## EXERCISES TO COMPLETE
1. From the Strayer v. Lindeman text, reproduce everything from "The second count" down to "beyond his qualifications.".
2. According to the Strayer v. Lindeman text, how much did the jury award the Strayers in its verdict?
3. Translate this sentence from the Strayer v. Lindeman text into Spanish: "Brown did not answer or otherwise respond to either the complaint or the cross-claim."

## READING PASSAGE
Strayer v. Lindeman, 80-1830

Decision Date04 November 1981
Docket NumberNo. 80-1830,80-1830
Citation427 N.E.2d 781,68 Ohio St.2d 32
Parties, 22 O.O.3d 159 STRAYER et al., Appellants, v. LINDEMAN et al., Appellees.
CourtOhio Supreme Court

Syllabus by the Court

A landlord who employs an independent contractor to make repairs is subject to the same liability to the tenant, and to others upon the leased property with the consent of the tenant, for harm caused by the contractor's negligence in making or purporting to make the repairs as though the contractor's conduct were that of the landlord.

On September 26, 1977, plaintiffs-appellants, Terry R. Strayer, Linda L. Strayer and State Farm Fire & Casualty Company, filed a complaint against defendants-appellees, Mark A. Lindeman, Rita C. Lindeman and Sylvester Brown. The first count of the complaint alleged that the Lindemans were the owners and landlords of the Columbine Apartments in Cincinnati, and that on April 11, 1977, the Strayers were lessees of one such apartment. It further alleged that on that date Brown negligently caused a fire in the Strayers' leased premises while undertaking a plumbing repair, and that the Strayers suffered personal property damages in the amount of $7,798 as the result of Brown's negligence.

The second count of the complaint alleged that State Farm Fire & Casualty Company had issued casualty insurance to James M. Box and Bonnie J. Box, neighbors of the Strayers, that the Box apartment had also been damaged as a result of Brown's negligence, and that State Farm had paid $6,070.50 to the Boxes under said insurance policy. As subrogee of the Boxes' claim, State Farm sought judgment against the defendants in the amount of $6,070.50 and costs.

In the third count of the complaint the plaintiffs jointly claimed that the Lindemans were liable for their damages in that they negligently employed Brown and permitted him to undertake work beyond his qualifications.

The Lindemans filed an answer in which they acknowledged that they were owners of the apartments in question but denied that they were responsible in any way for Brown's negligence. Their answer nevertheless asserted a cross-claim against Brown, alleging that if the plaintiffs were damaged as alleged in the complaint, then said damages "were the direct and proximate result of the active and primary fault of the defendant, Sylvester Brown, and by reason thereof * * * (the Lindemans) are entitled to be indemnified by said defendant, Sylvester Brown, for any judgment that may be rendered in favor of plaintiffs and against * * * (the Lindemans)."

Brown did not answer or otherwise respond to either the complaint or the cross-claim.

Subsequently, the Lindemans moved for summary judgment pursuant to Civ.R. 56, claiming that Brown's efforts to make repairs were undertaken as an independent contractor and that Brown's negligence, if any, could not be imputed to the Lindemans. The trial court overruled the motion.

That cause was presented to a jury, which returned verdicts in favor of the Strayers in the amount of $6,800, in favor of State Farm in the amount of $6,070.50, and in favor of the Lindemans on their cross-claim against Brown in the amount of $12,870.50. Judgment was entered in accordance with the verdicts.

## DATA SEGMENT
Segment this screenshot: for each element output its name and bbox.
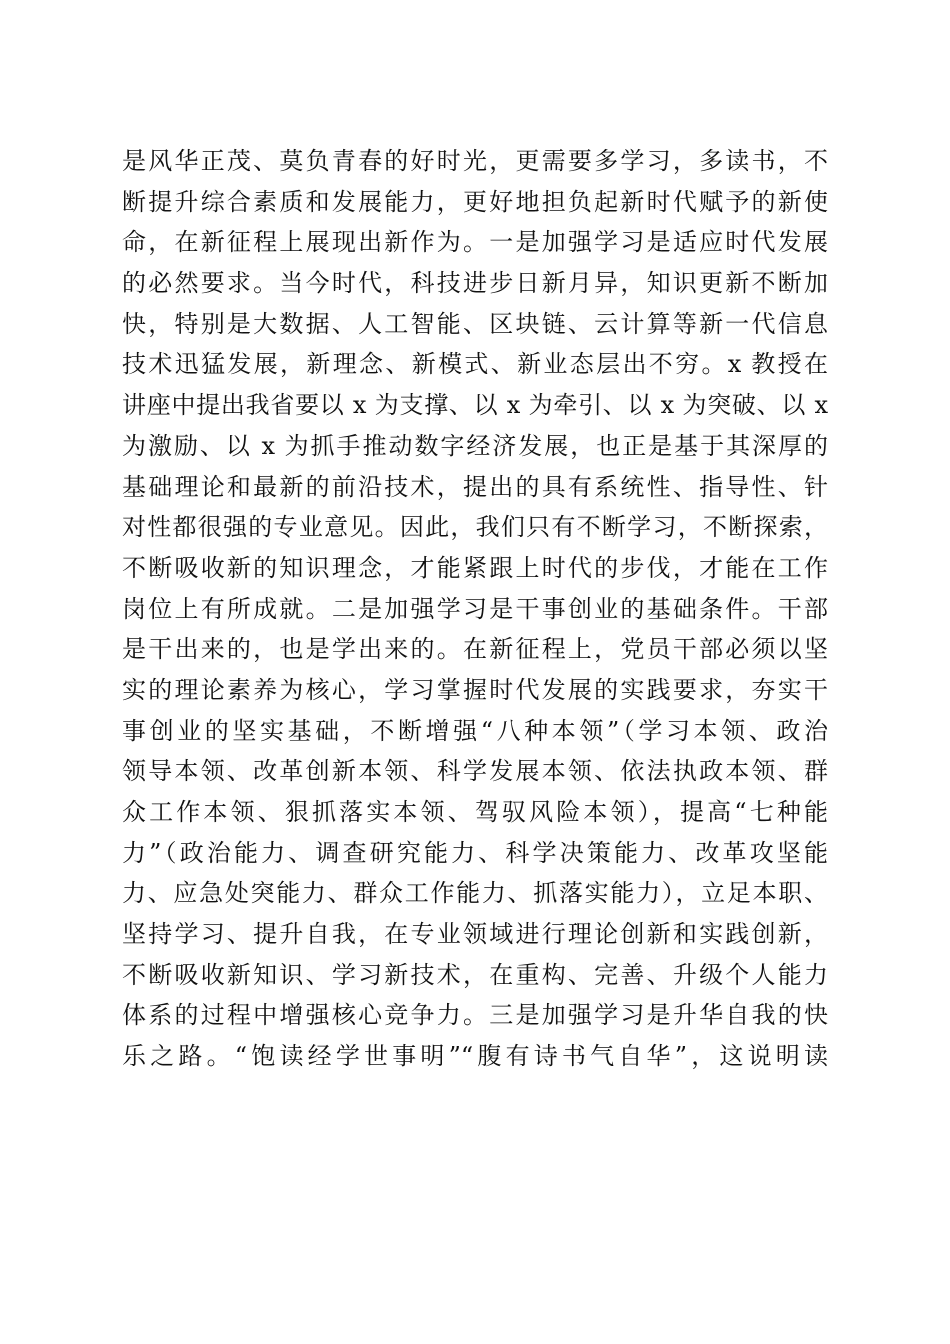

## RESULTS IN ORDER
1.
The second count of the complaint alleged that State Farm Fire & Casualty Company had issued casualty insurance to James M. Box and Bonnie J. Box, neighbors of the Strayers, that the Box apartment had also been damaged as a result of Brown's negligence, and that State Farm had paid $6,070.50 to the Boxes under said insurance policy. As subrogee of the Boxes' claim, State Farm sought judgment against the defendants in the amount of $6,070.50 and costs.

In the third count of the complaint the plaintiffs jointly claimed that the Lindemans were liable for their damages in that they negligently employed Brown and permitted him to undertake work beyond his qualifications.

2. $6,800

3. Brown no contestó ni respondió de ningún otro modo ni a la demanda ni a la demanda cruzada.